**Records from a collection**
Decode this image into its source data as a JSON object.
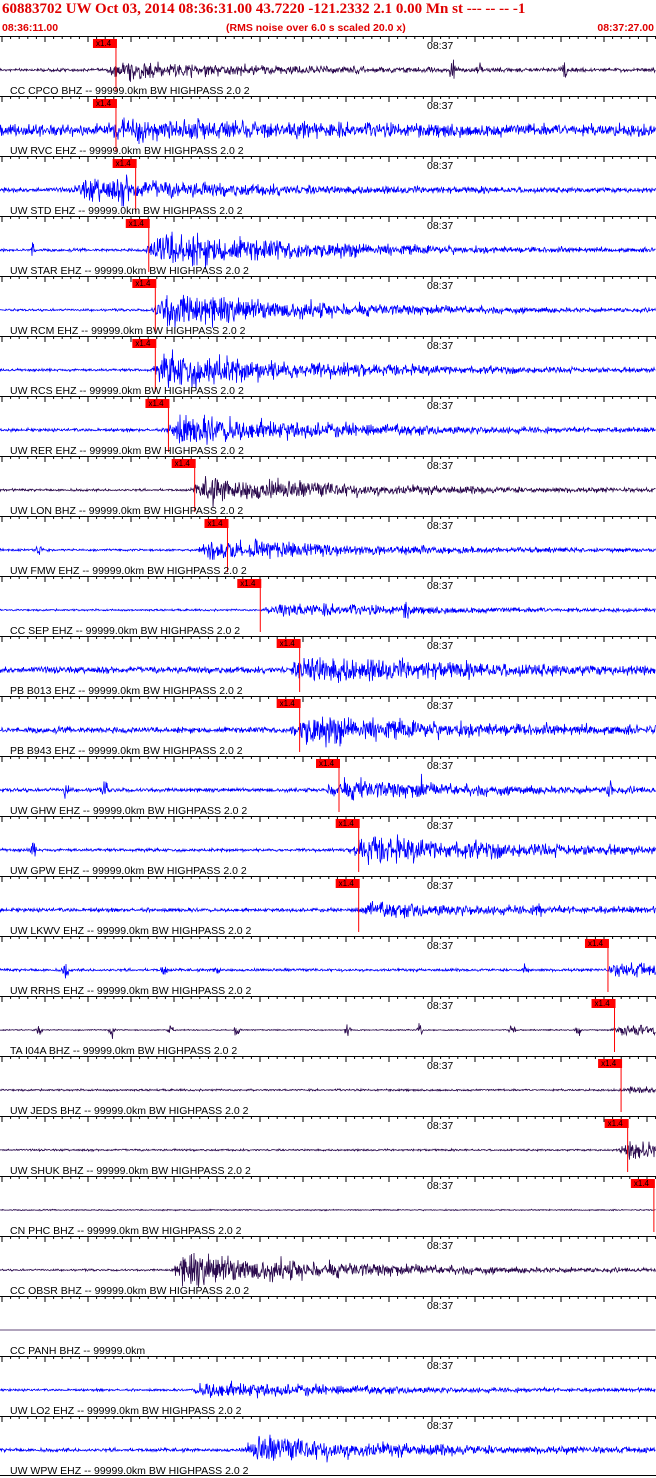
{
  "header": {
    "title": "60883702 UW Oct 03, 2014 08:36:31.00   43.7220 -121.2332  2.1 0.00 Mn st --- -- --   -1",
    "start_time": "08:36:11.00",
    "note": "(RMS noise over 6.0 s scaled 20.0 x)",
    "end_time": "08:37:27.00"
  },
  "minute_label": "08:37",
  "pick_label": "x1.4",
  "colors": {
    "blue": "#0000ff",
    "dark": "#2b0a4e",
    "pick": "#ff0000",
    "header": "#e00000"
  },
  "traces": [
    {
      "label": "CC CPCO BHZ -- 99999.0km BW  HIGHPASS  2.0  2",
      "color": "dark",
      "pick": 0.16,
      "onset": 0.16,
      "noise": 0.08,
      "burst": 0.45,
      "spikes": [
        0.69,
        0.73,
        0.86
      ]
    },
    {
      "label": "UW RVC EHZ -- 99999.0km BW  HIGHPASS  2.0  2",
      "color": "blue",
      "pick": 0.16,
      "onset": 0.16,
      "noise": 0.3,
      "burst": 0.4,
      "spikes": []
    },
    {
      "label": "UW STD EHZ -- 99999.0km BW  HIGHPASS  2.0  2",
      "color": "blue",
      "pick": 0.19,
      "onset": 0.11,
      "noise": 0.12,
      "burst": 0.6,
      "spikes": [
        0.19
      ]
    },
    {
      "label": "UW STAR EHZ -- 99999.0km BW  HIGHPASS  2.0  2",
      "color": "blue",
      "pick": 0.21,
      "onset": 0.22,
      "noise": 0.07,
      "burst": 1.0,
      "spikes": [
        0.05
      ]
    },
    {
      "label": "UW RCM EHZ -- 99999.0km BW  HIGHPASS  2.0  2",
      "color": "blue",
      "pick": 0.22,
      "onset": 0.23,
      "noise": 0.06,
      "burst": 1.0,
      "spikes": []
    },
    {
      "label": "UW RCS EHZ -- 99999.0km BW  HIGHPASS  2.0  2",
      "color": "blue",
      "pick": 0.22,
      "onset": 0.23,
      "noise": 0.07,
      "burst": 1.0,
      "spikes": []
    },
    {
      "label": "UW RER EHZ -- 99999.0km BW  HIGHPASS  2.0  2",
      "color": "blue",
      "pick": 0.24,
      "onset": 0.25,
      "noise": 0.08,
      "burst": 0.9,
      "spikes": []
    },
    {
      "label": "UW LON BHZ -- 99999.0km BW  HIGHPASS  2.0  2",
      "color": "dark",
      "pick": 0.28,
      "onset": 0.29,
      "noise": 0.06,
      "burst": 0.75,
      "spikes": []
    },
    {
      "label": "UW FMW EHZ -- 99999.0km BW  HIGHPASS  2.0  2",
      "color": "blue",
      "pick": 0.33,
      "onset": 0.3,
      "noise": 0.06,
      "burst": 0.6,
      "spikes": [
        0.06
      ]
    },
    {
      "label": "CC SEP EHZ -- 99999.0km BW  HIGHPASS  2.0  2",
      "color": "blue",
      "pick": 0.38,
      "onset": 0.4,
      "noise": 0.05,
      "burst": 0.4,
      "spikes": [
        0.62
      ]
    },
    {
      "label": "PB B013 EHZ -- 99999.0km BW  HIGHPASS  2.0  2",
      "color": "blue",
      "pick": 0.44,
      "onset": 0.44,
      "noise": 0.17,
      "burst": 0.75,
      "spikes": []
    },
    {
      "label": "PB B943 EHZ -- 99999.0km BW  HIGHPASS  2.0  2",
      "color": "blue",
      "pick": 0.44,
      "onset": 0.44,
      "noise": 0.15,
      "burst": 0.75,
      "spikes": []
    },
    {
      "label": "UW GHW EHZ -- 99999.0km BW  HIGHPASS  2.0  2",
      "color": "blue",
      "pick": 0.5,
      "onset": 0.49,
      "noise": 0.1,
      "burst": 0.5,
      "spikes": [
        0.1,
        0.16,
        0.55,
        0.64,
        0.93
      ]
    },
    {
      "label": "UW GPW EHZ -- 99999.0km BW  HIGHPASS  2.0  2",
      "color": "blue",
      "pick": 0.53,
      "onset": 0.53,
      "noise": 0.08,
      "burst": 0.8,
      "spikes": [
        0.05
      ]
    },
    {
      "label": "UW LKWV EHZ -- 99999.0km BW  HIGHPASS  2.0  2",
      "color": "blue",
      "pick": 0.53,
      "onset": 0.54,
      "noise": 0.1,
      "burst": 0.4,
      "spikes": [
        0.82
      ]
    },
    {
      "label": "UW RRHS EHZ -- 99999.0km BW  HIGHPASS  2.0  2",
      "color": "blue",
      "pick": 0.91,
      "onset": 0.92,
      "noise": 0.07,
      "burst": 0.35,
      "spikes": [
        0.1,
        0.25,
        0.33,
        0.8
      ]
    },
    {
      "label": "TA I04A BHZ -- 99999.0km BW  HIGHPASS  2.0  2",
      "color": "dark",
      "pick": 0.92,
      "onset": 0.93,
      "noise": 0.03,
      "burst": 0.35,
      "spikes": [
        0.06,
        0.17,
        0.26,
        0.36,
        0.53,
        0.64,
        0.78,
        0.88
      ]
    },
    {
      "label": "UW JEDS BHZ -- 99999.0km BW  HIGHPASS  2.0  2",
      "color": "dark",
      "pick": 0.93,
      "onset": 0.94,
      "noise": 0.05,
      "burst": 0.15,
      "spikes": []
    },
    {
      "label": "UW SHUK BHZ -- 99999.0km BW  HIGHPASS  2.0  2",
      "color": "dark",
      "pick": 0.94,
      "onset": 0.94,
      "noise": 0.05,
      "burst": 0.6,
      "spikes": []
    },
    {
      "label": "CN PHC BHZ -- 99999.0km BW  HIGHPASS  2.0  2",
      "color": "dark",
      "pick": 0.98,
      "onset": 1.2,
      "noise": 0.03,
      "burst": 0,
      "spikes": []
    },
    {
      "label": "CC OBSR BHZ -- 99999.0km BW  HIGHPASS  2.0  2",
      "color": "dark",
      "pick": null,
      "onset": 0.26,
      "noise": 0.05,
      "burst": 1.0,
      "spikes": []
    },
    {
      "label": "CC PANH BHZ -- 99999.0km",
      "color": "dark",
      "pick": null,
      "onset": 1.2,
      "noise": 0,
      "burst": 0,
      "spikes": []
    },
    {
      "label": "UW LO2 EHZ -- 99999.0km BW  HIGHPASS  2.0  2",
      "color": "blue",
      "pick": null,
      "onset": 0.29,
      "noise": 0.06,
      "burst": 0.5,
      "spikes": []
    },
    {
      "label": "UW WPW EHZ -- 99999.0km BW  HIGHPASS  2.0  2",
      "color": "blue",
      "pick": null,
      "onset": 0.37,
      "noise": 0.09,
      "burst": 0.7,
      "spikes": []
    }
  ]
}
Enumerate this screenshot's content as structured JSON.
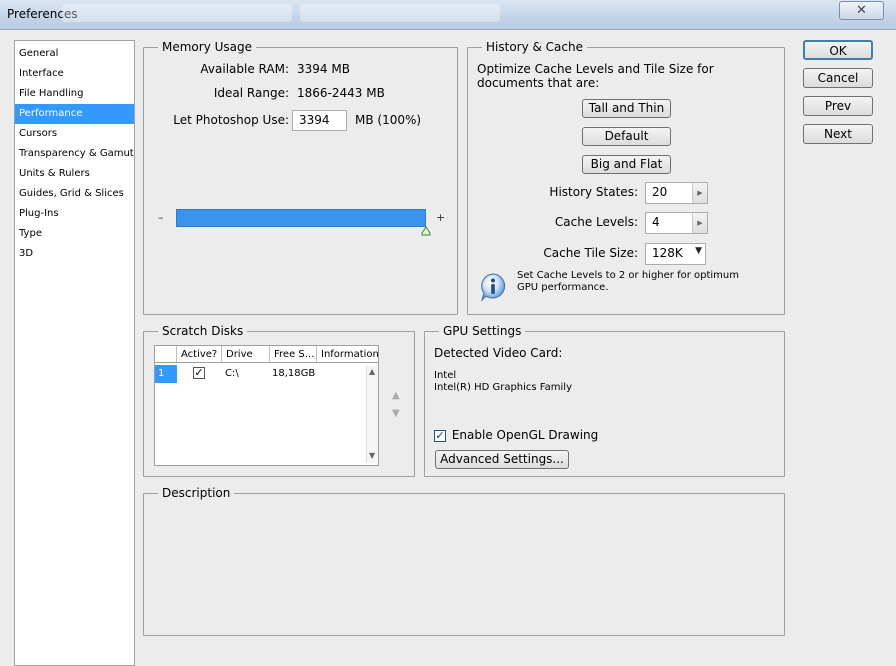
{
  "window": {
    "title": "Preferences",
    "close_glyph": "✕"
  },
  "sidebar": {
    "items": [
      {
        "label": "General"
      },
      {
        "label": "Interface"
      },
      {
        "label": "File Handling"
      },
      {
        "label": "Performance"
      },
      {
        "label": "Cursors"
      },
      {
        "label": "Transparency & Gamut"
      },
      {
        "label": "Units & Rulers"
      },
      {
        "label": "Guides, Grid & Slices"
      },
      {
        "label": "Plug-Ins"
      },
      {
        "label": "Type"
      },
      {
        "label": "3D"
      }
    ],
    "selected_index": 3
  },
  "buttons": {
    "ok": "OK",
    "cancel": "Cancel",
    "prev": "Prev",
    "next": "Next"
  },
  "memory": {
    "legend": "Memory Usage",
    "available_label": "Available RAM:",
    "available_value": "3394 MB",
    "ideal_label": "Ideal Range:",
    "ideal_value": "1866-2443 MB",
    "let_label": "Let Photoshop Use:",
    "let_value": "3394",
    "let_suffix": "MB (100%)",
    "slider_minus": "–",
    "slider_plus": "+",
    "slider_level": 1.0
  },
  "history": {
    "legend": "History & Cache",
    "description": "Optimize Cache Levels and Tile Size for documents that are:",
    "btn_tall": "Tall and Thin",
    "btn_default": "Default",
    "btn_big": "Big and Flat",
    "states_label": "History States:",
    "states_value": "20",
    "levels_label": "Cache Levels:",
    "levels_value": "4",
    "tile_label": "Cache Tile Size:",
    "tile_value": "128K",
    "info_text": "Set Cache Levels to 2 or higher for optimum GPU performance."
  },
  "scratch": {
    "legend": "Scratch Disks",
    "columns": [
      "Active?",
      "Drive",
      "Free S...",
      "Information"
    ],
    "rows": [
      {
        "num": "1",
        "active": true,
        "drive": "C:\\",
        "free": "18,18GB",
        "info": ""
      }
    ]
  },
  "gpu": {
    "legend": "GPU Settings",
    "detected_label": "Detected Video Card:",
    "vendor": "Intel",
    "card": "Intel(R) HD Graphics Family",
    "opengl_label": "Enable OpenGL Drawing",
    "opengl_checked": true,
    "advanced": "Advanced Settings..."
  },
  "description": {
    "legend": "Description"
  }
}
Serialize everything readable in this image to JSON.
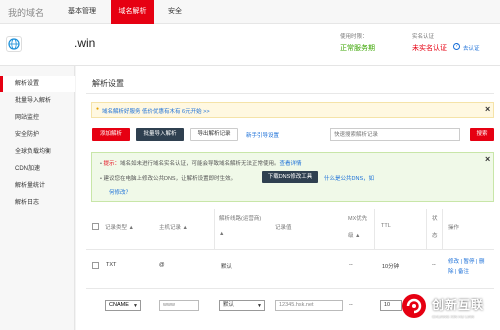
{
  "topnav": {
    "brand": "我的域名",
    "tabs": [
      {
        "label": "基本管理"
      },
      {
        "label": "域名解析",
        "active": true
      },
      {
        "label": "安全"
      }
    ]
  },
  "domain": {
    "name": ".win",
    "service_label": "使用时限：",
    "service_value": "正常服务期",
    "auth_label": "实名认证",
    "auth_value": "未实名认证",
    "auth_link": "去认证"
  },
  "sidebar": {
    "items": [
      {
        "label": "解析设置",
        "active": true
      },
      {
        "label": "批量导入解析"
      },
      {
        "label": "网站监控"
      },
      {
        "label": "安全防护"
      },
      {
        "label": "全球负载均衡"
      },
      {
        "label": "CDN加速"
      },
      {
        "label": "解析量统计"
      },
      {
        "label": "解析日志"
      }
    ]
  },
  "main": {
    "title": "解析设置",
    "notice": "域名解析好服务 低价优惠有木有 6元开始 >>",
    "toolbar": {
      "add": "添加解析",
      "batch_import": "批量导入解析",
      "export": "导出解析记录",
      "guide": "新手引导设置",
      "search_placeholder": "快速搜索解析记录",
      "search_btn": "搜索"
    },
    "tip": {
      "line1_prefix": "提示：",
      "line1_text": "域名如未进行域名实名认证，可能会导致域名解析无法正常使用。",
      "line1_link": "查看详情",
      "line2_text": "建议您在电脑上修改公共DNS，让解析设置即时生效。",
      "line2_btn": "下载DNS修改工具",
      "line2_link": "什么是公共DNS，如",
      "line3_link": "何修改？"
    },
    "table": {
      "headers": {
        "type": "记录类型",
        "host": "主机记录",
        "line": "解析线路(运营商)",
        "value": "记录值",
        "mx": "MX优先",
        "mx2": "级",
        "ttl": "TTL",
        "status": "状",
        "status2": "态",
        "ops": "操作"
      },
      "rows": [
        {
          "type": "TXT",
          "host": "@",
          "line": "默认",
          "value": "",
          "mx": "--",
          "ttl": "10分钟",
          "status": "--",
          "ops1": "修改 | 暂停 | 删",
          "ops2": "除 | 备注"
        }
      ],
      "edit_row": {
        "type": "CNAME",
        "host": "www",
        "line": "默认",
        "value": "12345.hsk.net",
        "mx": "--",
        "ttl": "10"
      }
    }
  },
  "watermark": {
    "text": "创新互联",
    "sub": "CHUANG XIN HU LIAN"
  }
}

**THE PROBLEM**
Say, as a number only, how many lines of the data contain "Cache".

**FINISHED EXERCISE**
5